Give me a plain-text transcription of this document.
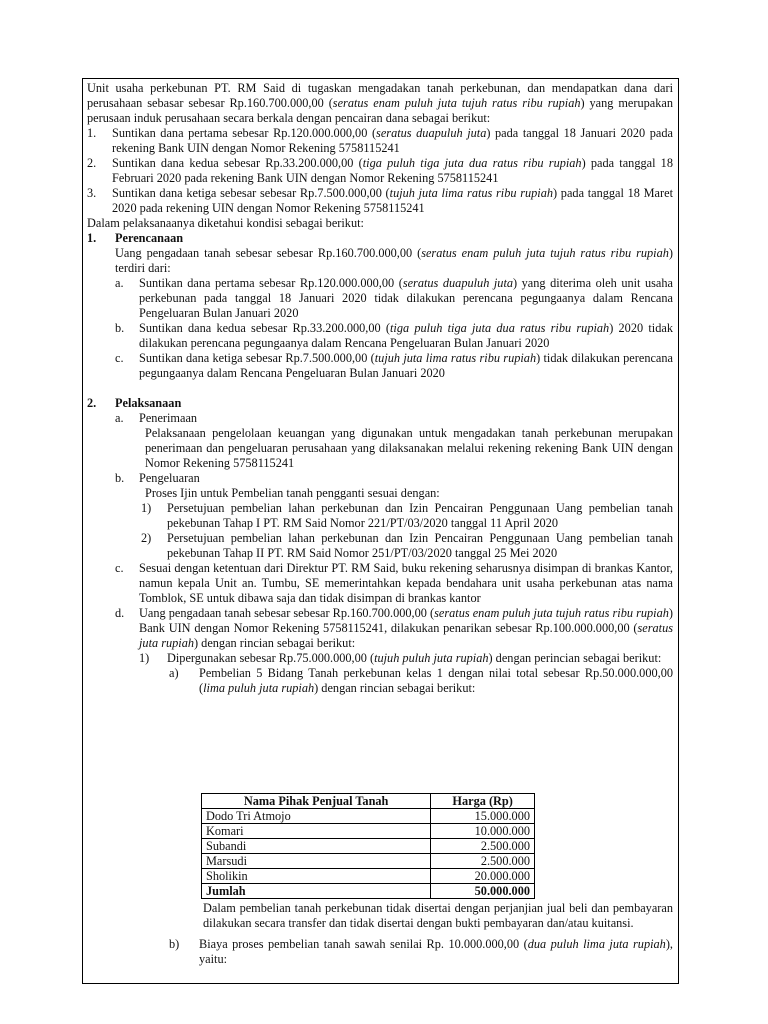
Unit usaha perkebunan PT. RM Said di tugaskan mengadakan tanah perkebunan, dan mendapatkan dana dari perusahaan sebasar sebesar Rp.160.700.000,00 (seratus enam puluh juta tujuh ratus ribu rupiah) yang merupakan perusaan induk perusahaan secara berkala dengan pencairan dana sebagai berikut:

1.	Suntikan dana pertama sebesar Rp.120.000.000,00 (seratus duapuluh juta) pada tanggal 18 Januari 2020 pada rekening Bank UIN dengan Nomor Rekening 5758115241

2.	Suntikan dana kedua sebesar Rp.33.200.000,00 (tiga puluh tiga juta dua ratus ribu rupiah) pada tanggal 18 Februari 2020 pada rekening Bank UIN dengan Nomor Rekening 5758115241

3.	Suntikan dana ketiga sebesar sebesar Rp.7.500.000,00 (tujuh juta lima ratus ribu rupiah) pada tanggal 18 Maret 2020 pada rekening UIN dengan Nomor Rekening 5758115241

Dalam pelaksanaanya diketahui kondisi sebagai berikut:

1.	Perencanaan

Uang pengadaan tanah sebesar sebesar Rp.160.700.000,00 (seratus enam puluh juta tujuh ratus ribu rupiah) terdiri dari:

a.	Suntikan dana pertama sebesar Rp.120.000.000,00 (seratus duapuluh juta) yang diterima oleh unit usaha perkebunan pada tanggal 18 Januari 2020 tidak dilakukan perencana pegungaanya dalam Rencana Pengeluaran Bulan Januari 2020

b.	Suntikan dana kedua sebesar Rp.33.200.000,00 (tiga puluh tiga juta dua ratus ribu rupiah) 2020 tidak dilakukan perencana pegungaanya dalam Rencana Pengeluaran Bulan Januari 2020

c.	Suntikan dana ketiga sebesar Rp.7.500.000,00 (tujuh juta lima ratus ribu rupiah) tidak dilakukan perencana pegungaanya dalam Rencana Pengeluaran Bulan Januari 2020

2.	Pelaksanaan
a.	Penerimaan

Pelaksanaan pengelolaan keuangan yang digunakan untuk mengadakan tanah perkebunan merupakan penerimaan dan pengeluaran perusahaan yang dilaksanakan melalui rekening rekening Bank UIN dengan Nomor Rekening 5758115241

b.	Pengeluaran

Proses Ijin untuk Pembelian tanah pengganti sesuai dengan:

1)	Persetujuan pembelian lahan perkebunan dan Izin Pencairan Penggunaan Uang pembelian tanah pekebunan Tahap I PT. RM Said Nomor 221/PT/03/2020 tanggal 11 April 2020

2)	Persetujuan pembelian lahan perkebunan dan Izin Pencairan Penggunaan Uang pembelian tanah pekebunan Tahap II PT. RM Said Nomor 251/PT/03/2020 tanggal 25 Mei 2020

c.	Sesuai dengan ketentuan dari Direktur PT. RM Said, buku rekening seharusnya disimpan di brankas Kantor, namun kepala Unit an. Tumbu, SE memerintahkan kepada bendahara unit usaha perkebunan atas nama Tomblok, SE untuk dibawa saja dan tidak disimpan di brankas kantor

d.	Uang pengadaan tanah sebesar sebesar Rp.160.700.000,00 (seratus enam puluh juta tujuh ratus ribu rupiah) Bank UIN dengan Nomor Rekening 5758115241, dilakukan penarikan sebesar Rp.100.000.000,00 (seratus juta rupiah) dengan rincian sebagai berikut:

1)	Dipergunakan sebesar Rp.75.000.000,00 (tujuh puluh juta rupiah) dengan perincian sebagai berikut:

a)	Pembelian 5 Bidang Tanah perkebunan kelas 1 dengan nilai total sebesar Rp.50.000.000,00 (lima puluh juta rupiah) dengan rincian sebagai berikut:

Nama Pihak Penjual Tanah	Harga (Rp)
Dodo Tri Atmojo	15.000.000
Komari	10.000.000
Subandi	2.500.000
Marsudi	2.500.000
Sholikin	20.000.000
Jumlah	50.000.000

Dalam pembelian tanah perkebunan tidak disertai dengan perjanjian jual beli dan pembayaran dilakukan secara transfer dan tidak disertai dengan bukti pembayaran dan/atau kuitansi.

b)	Biaya proses pembelian tanah sawah senilai Rp. 10.000.000,00 (dua puluh lima juta rupiah), yaitu:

_WHAT THE TASK ASKS_
Repeat each entry exactly. Pictures do not belong in the copy.

_RESPONSE TO THE EXERCISE_
Give me a plain-text transcription of this document.
Unit usaha perkebunan PT. RM Said di tugaskan mengadakan tanah perkebunan, dan mendapatkan dana dari perusahaan sebasar sebesar Rp.160.700.000,00 (seratus enam puluh juta tujuh ratus ribu rupiah) yang merupakan perusaan induk perusahaan secara berkala dengan pencairan dana sebagai berikut:

1.	Suntikan dana pertama sebesar Rp.120.000.000,00 (seratus duapuluh juta) pada tanggal 18 Januari 2020 pada rekening Bank UIN dengan Nomor Rekening 5758115241

2.	Suntikan dana kedua sebesar Rp.33.200.000,00 (tiga puluh tiga juta dua ratus ribu rupiah) pada tanggal 18 Februari 2020 pada rekening Bank UIN dengan Nomor Rekening 5758115241

3.	Suntikan dana ketiga sebesar sebesar Rp.7.500.000,00 (tujuh juta lima ratus ribu rupiah) pada tanggal 18 Maret 2020 pada rekening UIN dengan Nomor Rekening 5758115241

Dalam pelaksanaanya diketahui kondisi sebagai berikut:

1.	Perencanaan

Uang pengadaan tanah sebesar sebesar Rp.160.700.000,00 (seratus enam puluh juta tujuh ratus ribu rupiah) terdiri dari:

a.	Suntikan dana pertama sebesar Rp.120.000.000,00 (seratus duapuluh juta) yang diterima oleh unit usaha perkebunan pada tanggal 18 Januari 2020 tidak dilakukan perencana pegungaanya dalam Rencana Pengeluaran Bulan Januari 2020

b.	Suntikan dana kedua sebesar Rp.33.200.000,00 (tiga puluh tiga juta dua ratus ribu rupiah) 2020 tidak dilakukan perencana pegungaanya dalam Rencana Pengeluaran Bulan Januari 2020

c.	Suntikan dana ketiga sebesar Rp.7.500.000,00 (tujuh juta lima ratus ribu rupiah) tidak dilakukan perencana pegungaanya dalam Rencana Pengeluaran Bulan Januari 2020

2.	Pelaksanaan
a.	Penerimaan

Pelaksanaan pengelolaan keuangan yang digunakan untuk mengadakan tanah perkebunan merupakan penerimaan dan pengeluaran perusahaan yang dilaksanakan melalui rekening rekening Bank UIN dengan Nomor Rekening 5758115241

b.	Pengeluaran

Proses Ijin untuk Pembelian tanah pengganti sesuai dengan:

1)	Persetujuan pembelian lahan perkebunan dan Izin Pencairan Penggunaan Uang pembelian tanah pekebunan Tahap I PT. RM Said Nomor 221/PT/03/2020 tanggal 11 April 2020

2)	Persetujuan pembelian lahan perkebunan dan Izin Pencairan Penggunaan Uang pembelian tanah pekebunan Tahap II PT. RM Said Nomor 251/PT/03/2020 tanggal 25 Mei 2020

c.	Sesuai dengan ketentuan dari Direktur PT. RM Said, buku rekening seharusnya disimpan di brankas Kantor, namun kepala Unit an. Tumbu, SE memerintahkan kepada bendahara unit usaha perkebunan atas nama Tomblok, SE untuk dibawa saja dan tidak disimpan di brankas kantor

d.	Uang pengadaan tanah sebesar sebesar Rp.160.700.000,00 (seratus enam puluh juta tujuh ratus ribu rupiah) Bank UIN dengan Nomor Rekening 5758115241, dilakukan penarikan sebesar Rp.100.000.000,00 (seratus juta rupiah) dengan rincian sebagai berikut:

1)	Dipergunakan sebesar Rp.75.000.000,00 (tujuh puluh juta rupiah) dengan perincian sebagai berikut:

a)	Pembelian 5 Bidang Tanah perkebunan kelas 1 dengan nilai total sebesar Rp.50.000.000,00 (lima puluh juta rupiah) dengan rincian sebagai berikut:

Nama Pihak Penjual Tanah	Harga (Rp)
Dodo Tri Atmojo	15.000.000
Komari	10.000.000
Subandi	2.500.000
Marsudi	2.500.000
Sholikin	20.000.000
Jumlah	50.000.000

Dalam pembelian tanah perkebunan tidak disertai dengan perjanjian jual beli dan pembayaran dilakukan secara transfer dan tidak disertai dengan bukti pembayaran dan/atau kuitansi.

b)	Biaya proses pembelian tanah sawah senilai Rp. 10.000.000,00 (dua puluh lima juta rupiah), yaitu:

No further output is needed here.